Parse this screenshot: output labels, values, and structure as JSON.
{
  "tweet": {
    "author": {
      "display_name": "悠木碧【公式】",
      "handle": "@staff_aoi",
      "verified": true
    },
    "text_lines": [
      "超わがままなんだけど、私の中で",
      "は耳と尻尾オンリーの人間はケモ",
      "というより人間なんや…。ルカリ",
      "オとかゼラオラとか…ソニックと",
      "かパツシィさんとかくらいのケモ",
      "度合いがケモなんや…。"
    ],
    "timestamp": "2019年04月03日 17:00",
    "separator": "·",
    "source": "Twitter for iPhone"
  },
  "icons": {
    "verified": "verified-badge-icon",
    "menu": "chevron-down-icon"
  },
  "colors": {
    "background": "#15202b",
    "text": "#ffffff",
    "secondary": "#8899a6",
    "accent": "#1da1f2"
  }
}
□ □ □ □ □
» What you have to do
Emit the records above again, exactly, with no line skipped.

» Task solution
Parse this screenshot: output labels, values, and structure as JSON.
{
  "tweet": {
    "author": {
      "display_name": "悠木碧【公式】",
      "handle": "@staff_aoi",
      "verified": true
    },
    "text_lines": [
      "超わがままなんだけど、私の中で",
      "は耳と尻尾オンリーの人間はケモ",
      "というより人間なんや…。ルカリ",
      "オとかゼラオラとか…ソニックと",
      "かパツシィさんとかくらいのケモ",
      "度合いがケモなんや…。"
    ],
    "timestamp": "2019年04月03日 17:00",
    "separator": "·",
    "source": "Twitter for iPhone"
  },
  "icons": {
    "verified": "verified-badge-icon",
    "menu": "chevron-down-icon"
  },
  "colors": {
    "background": "#15202b",
    "text": "#ffffff",
    "secondary": "#8899a6",
    "accent": "#1da1f2"
  }
}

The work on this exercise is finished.